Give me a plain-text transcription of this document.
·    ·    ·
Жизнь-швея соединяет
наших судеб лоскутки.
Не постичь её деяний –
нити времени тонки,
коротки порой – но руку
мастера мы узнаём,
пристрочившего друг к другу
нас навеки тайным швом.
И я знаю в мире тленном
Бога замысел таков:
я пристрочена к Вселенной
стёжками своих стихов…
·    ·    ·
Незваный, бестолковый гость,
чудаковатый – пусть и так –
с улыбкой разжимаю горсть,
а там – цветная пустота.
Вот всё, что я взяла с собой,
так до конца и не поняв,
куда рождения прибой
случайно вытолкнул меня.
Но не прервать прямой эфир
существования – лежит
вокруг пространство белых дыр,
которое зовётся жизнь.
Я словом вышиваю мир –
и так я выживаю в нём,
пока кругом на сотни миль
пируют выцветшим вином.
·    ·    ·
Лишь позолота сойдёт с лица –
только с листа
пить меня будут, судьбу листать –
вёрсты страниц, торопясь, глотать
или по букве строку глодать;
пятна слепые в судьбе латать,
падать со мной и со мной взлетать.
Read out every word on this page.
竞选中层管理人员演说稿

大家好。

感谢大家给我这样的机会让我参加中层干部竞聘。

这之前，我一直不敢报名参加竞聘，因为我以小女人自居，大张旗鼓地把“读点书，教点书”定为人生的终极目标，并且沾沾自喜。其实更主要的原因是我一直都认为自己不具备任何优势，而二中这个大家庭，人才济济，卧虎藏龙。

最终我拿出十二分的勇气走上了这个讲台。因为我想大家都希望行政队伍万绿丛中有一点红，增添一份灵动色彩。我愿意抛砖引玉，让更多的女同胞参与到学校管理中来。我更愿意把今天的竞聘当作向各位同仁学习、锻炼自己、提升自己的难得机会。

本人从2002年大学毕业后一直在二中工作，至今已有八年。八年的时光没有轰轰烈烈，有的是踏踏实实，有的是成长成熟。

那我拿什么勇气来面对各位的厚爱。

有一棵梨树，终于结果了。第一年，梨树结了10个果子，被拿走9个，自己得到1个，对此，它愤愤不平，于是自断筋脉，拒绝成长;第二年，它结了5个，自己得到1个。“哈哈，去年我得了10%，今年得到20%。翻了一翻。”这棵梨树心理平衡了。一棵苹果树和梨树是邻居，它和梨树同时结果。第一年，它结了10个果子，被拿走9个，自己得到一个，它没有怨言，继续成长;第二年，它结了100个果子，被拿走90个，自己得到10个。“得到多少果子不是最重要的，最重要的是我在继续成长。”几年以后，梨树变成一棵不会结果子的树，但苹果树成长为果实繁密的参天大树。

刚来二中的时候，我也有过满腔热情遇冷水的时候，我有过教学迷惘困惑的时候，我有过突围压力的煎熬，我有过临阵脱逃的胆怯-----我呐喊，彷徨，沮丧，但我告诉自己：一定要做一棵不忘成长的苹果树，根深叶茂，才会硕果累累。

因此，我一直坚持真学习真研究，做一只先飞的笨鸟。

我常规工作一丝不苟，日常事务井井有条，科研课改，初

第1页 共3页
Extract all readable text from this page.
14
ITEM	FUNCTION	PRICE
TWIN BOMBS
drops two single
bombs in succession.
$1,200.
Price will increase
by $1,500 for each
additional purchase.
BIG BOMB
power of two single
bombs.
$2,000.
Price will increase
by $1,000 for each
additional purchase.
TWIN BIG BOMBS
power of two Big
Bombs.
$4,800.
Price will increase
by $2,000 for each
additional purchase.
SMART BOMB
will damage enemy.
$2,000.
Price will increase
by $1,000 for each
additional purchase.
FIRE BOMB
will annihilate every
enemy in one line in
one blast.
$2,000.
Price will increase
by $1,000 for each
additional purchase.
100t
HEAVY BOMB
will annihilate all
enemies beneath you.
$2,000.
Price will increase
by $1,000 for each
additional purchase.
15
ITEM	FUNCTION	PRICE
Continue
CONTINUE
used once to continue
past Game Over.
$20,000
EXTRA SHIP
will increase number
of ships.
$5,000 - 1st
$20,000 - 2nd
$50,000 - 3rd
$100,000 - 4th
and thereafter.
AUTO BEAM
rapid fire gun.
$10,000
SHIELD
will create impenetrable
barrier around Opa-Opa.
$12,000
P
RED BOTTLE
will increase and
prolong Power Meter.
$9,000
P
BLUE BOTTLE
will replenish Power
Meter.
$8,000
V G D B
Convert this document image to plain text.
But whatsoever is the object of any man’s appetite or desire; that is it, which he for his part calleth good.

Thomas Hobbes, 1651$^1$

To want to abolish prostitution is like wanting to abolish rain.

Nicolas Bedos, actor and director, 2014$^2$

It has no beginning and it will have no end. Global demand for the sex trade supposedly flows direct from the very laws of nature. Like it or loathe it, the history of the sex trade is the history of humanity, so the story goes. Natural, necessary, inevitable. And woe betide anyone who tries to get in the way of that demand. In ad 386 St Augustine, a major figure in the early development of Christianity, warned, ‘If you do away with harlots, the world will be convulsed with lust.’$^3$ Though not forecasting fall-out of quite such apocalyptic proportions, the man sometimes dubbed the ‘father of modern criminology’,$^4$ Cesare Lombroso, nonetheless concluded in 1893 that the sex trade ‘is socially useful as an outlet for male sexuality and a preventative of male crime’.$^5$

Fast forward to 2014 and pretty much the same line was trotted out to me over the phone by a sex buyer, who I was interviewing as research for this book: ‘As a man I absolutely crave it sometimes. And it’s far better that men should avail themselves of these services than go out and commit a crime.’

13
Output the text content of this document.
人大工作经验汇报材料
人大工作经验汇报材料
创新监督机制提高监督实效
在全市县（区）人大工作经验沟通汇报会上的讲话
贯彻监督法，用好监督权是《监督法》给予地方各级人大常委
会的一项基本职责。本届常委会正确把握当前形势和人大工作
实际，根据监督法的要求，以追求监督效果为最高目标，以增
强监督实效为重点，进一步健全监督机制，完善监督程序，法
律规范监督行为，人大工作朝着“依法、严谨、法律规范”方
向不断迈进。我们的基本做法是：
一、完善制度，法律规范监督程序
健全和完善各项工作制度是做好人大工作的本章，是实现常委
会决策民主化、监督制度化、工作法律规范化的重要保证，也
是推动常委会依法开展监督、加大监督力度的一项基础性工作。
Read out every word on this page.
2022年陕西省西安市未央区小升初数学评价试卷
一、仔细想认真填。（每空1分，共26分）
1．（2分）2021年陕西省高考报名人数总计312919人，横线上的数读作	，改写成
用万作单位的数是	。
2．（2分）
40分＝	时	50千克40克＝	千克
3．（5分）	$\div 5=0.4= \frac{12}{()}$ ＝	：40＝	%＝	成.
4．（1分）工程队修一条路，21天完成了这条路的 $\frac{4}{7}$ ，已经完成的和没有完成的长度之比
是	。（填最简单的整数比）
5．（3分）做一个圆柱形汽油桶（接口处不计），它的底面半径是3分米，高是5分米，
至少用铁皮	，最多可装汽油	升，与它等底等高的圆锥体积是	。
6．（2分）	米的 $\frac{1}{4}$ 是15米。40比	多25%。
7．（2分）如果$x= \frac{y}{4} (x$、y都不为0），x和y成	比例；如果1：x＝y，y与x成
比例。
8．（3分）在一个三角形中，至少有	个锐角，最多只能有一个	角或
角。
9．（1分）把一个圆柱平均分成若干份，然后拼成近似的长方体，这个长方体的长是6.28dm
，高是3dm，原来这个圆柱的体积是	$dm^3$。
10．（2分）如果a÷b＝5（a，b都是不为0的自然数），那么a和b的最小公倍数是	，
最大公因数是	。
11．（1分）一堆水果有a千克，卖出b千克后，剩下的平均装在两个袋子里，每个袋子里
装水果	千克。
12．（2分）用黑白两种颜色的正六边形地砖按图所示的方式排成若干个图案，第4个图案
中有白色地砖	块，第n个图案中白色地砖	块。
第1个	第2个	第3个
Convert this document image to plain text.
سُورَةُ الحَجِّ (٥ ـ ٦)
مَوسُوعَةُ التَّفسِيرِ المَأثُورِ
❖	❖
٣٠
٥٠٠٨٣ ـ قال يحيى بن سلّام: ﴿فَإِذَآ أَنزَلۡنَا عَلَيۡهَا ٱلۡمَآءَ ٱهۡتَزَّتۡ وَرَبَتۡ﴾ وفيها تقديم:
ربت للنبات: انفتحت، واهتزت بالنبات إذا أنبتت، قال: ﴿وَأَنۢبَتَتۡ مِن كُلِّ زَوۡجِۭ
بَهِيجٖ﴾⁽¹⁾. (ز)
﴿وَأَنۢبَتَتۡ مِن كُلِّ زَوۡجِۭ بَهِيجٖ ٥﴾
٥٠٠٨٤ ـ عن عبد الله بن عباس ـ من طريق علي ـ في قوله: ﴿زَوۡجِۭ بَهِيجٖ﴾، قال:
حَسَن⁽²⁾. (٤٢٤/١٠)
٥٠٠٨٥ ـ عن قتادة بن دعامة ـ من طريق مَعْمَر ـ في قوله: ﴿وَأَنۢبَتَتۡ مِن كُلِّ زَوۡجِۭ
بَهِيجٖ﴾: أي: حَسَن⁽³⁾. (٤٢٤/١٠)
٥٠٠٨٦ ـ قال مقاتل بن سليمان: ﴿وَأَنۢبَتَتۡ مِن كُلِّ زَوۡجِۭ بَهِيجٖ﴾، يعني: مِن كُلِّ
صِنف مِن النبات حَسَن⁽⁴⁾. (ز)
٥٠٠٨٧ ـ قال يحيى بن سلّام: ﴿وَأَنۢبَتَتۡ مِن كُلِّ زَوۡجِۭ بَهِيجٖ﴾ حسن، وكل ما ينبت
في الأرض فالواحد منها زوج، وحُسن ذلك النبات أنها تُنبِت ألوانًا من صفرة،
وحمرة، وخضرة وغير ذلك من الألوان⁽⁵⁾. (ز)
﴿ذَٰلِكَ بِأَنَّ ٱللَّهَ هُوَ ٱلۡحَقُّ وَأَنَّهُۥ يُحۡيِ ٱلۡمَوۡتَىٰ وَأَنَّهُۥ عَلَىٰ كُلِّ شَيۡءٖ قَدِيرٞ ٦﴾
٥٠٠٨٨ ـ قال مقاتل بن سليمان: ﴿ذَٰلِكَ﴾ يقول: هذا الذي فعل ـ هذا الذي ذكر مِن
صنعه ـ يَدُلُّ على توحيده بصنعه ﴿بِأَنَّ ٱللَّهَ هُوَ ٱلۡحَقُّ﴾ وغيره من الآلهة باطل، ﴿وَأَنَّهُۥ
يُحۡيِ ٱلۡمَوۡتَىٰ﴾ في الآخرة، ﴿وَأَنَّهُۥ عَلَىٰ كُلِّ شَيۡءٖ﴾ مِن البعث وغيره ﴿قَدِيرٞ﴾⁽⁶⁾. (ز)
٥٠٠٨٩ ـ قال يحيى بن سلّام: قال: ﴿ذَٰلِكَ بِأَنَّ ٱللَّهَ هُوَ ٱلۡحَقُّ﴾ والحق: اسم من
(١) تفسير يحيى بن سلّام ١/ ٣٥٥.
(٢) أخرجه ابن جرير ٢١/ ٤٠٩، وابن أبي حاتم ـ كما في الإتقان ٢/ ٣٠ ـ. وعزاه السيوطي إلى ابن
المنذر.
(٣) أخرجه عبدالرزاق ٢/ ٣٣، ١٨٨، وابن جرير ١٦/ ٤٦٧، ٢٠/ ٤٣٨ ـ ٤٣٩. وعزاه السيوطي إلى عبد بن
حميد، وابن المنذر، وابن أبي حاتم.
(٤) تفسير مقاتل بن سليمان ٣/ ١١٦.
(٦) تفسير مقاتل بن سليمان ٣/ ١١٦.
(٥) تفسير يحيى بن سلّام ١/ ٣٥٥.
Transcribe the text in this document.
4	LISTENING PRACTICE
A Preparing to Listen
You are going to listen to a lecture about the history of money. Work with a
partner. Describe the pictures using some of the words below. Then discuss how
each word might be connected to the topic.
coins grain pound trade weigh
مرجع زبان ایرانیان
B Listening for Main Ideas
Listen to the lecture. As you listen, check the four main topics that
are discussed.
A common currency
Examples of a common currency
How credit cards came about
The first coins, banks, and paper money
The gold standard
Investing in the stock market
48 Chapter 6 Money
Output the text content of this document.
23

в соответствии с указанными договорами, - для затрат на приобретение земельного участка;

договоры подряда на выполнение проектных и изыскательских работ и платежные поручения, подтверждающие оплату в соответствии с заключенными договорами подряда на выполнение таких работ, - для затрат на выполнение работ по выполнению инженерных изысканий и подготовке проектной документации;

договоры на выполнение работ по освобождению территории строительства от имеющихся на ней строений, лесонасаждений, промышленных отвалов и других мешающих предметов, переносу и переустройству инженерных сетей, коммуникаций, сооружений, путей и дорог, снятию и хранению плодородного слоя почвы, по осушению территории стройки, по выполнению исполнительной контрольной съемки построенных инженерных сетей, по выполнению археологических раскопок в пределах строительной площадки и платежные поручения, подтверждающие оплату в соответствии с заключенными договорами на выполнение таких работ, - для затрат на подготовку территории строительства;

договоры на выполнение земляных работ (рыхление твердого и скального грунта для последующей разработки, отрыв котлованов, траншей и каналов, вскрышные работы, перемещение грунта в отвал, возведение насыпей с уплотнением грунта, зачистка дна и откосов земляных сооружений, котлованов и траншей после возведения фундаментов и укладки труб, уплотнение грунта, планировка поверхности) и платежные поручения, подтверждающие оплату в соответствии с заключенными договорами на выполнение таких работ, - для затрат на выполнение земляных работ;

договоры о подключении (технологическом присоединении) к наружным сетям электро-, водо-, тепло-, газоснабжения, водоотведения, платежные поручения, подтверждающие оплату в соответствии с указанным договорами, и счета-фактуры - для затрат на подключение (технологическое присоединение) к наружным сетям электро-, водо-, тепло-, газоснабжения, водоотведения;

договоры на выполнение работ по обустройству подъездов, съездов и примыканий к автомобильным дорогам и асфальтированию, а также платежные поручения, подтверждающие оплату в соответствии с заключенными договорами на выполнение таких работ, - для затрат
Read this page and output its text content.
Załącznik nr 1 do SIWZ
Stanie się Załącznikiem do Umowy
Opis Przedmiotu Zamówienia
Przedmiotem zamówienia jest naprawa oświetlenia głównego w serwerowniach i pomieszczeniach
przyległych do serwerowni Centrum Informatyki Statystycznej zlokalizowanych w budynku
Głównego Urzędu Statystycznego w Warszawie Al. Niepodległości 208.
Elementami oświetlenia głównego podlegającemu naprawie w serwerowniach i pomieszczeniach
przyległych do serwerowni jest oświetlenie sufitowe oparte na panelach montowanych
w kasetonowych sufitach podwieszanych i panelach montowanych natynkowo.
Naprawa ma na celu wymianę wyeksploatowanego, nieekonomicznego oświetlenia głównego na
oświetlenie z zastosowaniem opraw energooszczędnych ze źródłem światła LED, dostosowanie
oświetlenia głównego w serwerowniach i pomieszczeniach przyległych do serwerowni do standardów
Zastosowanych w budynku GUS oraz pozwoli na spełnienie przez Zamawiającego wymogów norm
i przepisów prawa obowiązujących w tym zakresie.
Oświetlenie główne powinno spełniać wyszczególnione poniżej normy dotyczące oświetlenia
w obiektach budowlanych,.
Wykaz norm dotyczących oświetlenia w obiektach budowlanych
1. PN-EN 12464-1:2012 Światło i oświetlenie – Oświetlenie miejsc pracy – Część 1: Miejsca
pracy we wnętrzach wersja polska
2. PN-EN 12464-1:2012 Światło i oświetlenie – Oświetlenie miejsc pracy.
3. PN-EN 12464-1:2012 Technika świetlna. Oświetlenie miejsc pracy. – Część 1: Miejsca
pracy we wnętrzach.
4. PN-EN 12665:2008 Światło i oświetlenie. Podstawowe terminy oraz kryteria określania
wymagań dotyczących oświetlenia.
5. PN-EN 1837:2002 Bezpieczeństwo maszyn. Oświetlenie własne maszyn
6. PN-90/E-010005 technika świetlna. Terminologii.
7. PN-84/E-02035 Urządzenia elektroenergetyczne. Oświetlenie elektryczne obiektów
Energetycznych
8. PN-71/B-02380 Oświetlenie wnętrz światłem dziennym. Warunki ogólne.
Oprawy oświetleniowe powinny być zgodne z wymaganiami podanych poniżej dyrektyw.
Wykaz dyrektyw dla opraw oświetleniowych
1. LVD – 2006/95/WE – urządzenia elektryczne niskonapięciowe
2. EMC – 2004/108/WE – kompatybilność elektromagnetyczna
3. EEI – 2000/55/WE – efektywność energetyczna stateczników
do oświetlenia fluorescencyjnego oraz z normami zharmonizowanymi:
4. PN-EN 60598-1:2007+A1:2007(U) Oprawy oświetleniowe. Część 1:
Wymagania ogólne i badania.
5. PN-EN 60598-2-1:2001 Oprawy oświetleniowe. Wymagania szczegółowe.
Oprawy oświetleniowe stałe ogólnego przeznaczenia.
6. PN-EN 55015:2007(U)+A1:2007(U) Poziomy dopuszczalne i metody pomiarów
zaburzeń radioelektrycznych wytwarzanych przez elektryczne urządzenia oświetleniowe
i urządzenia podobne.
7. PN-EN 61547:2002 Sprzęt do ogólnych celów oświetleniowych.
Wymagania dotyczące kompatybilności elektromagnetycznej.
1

What is asked - Filter the entries above down to the lines containing the word "budynku".

Finished task -
przyległych do serwerowni Centrum Informatyki Statystycznej zlokalizowanych w budynku
Zastosowanych w budynku GUS oraz pozwoli na spełnienie przez Zamawiającego wymogów norm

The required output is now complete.